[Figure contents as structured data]
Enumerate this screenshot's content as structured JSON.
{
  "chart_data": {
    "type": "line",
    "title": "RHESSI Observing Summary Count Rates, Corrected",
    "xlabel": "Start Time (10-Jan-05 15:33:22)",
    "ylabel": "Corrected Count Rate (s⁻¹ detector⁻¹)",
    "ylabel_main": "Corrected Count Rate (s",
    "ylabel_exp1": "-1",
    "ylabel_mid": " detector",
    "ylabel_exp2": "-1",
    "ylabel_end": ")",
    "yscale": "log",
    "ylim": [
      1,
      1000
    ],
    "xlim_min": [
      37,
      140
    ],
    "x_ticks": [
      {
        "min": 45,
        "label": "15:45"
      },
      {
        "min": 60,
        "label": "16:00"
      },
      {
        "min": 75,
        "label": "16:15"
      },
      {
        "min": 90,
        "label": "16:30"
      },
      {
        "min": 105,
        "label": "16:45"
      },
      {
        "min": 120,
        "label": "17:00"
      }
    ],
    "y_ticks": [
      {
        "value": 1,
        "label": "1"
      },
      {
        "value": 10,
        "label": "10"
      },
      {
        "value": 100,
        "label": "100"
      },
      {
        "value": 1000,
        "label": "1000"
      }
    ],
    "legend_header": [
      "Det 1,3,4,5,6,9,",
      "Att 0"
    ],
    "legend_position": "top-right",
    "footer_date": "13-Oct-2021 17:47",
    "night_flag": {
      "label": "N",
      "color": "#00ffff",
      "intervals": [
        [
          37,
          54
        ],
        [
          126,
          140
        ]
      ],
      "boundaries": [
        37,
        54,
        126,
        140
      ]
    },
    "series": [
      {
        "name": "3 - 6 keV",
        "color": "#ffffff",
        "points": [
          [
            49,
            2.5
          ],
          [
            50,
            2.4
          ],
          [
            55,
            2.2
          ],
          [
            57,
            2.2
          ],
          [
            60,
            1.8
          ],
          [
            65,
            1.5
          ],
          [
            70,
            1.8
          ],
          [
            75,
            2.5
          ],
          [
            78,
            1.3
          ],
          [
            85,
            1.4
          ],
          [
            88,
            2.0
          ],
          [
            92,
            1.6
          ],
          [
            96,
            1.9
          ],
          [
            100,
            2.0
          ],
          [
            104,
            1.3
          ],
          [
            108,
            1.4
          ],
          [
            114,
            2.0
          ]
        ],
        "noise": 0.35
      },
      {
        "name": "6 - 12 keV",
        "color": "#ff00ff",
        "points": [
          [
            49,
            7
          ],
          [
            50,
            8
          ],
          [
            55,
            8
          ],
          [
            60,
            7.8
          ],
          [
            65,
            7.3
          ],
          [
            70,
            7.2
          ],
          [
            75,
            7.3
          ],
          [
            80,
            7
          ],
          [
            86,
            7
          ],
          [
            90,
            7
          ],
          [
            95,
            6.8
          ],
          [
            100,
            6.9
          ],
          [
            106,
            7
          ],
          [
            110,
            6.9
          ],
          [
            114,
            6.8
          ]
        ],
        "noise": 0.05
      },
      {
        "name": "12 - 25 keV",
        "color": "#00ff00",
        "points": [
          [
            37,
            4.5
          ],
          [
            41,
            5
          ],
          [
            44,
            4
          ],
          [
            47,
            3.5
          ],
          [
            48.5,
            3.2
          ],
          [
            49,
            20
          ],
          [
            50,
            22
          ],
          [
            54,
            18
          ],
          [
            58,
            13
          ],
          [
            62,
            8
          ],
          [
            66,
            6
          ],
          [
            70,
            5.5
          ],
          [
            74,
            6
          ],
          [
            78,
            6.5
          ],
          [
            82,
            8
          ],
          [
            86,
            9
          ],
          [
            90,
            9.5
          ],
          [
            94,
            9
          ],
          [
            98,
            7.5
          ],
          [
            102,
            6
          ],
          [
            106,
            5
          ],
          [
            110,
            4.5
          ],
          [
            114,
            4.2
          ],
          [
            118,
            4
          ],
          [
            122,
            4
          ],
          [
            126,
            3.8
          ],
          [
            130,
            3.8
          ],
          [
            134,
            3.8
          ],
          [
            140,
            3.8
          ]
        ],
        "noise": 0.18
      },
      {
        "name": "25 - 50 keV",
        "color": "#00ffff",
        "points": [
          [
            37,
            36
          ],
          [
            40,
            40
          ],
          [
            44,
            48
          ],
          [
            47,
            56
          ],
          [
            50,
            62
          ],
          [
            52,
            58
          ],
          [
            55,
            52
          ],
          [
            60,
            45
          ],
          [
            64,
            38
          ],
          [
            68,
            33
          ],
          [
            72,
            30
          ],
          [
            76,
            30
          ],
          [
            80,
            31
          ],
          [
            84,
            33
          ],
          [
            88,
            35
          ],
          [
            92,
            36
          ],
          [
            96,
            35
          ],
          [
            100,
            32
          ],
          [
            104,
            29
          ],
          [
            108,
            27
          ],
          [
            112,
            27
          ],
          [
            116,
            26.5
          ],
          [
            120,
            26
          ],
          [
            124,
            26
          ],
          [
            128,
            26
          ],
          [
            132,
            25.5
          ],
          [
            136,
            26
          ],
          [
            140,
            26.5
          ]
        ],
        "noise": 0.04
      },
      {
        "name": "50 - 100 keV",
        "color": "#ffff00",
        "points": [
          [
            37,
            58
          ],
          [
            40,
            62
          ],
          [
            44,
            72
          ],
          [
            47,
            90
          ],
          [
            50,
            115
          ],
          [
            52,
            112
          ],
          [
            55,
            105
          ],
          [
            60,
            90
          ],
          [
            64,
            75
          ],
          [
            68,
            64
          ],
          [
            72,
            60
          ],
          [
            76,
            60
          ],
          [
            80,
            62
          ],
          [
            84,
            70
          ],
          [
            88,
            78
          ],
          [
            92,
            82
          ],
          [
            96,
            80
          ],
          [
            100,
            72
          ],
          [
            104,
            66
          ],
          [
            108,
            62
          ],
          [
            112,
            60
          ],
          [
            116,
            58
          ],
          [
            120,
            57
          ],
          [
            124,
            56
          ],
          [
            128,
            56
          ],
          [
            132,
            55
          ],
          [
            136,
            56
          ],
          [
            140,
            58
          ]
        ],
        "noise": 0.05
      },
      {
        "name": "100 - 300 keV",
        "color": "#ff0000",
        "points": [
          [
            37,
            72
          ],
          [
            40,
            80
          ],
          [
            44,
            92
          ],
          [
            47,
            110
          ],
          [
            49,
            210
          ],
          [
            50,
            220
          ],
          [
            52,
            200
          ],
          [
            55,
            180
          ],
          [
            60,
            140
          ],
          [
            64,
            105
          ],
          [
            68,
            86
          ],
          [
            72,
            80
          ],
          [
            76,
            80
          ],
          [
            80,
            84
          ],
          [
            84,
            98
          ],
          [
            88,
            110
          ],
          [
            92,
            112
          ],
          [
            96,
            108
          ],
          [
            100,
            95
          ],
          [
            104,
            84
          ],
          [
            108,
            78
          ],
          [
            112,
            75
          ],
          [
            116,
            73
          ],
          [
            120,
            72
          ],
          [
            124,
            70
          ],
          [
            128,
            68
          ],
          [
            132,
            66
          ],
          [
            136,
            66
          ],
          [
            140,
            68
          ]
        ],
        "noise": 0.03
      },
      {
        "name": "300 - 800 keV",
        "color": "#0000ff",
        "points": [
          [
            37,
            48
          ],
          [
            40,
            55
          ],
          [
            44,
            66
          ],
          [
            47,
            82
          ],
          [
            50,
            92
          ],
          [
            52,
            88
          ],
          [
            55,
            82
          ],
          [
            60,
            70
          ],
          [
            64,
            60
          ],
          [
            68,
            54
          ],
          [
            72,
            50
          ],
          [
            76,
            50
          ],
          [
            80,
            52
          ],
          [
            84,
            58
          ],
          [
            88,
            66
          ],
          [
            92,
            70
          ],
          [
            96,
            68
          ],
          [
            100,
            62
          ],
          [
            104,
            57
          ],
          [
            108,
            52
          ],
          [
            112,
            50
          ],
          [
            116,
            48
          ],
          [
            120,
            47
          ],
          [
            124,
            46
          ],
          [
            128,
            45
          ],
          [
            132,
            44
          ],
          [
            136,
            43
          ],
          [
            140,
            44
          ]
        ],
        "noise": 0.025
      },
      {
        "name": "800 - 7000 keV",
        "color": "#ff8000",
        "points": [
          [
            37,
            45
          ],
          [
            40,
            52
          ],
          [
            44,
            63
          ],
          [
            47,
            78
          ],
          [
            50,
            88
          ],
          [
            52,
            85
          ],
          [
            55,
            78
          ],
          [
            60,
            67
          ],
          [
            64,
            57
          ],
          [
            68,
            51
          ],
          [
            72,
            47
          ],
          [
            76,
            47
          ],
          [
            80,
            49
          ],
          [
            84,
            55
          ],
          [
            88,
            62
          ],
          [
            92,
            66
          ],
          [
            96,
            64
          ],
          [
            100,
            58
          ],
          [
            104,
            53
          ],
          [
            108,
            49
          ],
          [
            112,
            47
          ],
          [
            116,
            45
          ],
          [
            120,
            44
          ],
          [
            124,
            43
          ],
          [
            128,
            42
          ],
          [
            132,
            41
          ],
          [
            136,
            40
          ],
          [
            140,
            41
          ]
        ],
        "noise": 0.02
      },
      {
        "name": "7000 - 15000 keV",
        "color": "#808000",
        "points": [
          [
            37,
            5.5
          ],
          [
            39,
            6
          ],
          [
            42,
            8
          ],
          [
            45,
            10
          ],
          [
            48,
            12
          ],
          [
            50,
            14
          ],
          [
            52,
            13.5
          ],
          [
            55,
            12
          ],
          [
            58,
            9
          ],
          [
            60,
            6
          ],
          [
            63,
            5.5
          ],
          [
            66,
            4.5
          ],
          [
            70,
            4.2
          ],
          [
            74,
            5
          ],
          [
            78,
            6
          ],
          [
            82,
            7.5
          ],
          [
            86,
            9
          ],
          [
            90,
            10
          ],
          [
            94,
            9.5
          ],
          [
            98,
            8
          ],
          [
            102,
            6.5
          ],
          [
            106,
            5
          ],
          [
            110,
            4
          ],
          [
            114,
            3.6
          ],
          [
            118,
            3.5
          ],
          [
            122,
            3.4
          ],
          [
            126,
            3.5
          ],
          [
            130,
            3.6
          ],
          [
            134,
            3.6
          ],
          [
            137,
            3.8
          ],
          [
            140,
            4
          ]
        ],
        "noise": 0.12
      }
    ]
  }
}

● SET PROBLEM:
Select the lines from the entries that include the word "Count".

● RESULT FOR THIS TASK:
    "title": "RHESSI Observing Summary Count Rates, Corrected",
    "ylabel": "Corrected Count Rate (s⁻¹ detector⁻¹)",
    "ylabel_main": "Corrected Count Rate (s",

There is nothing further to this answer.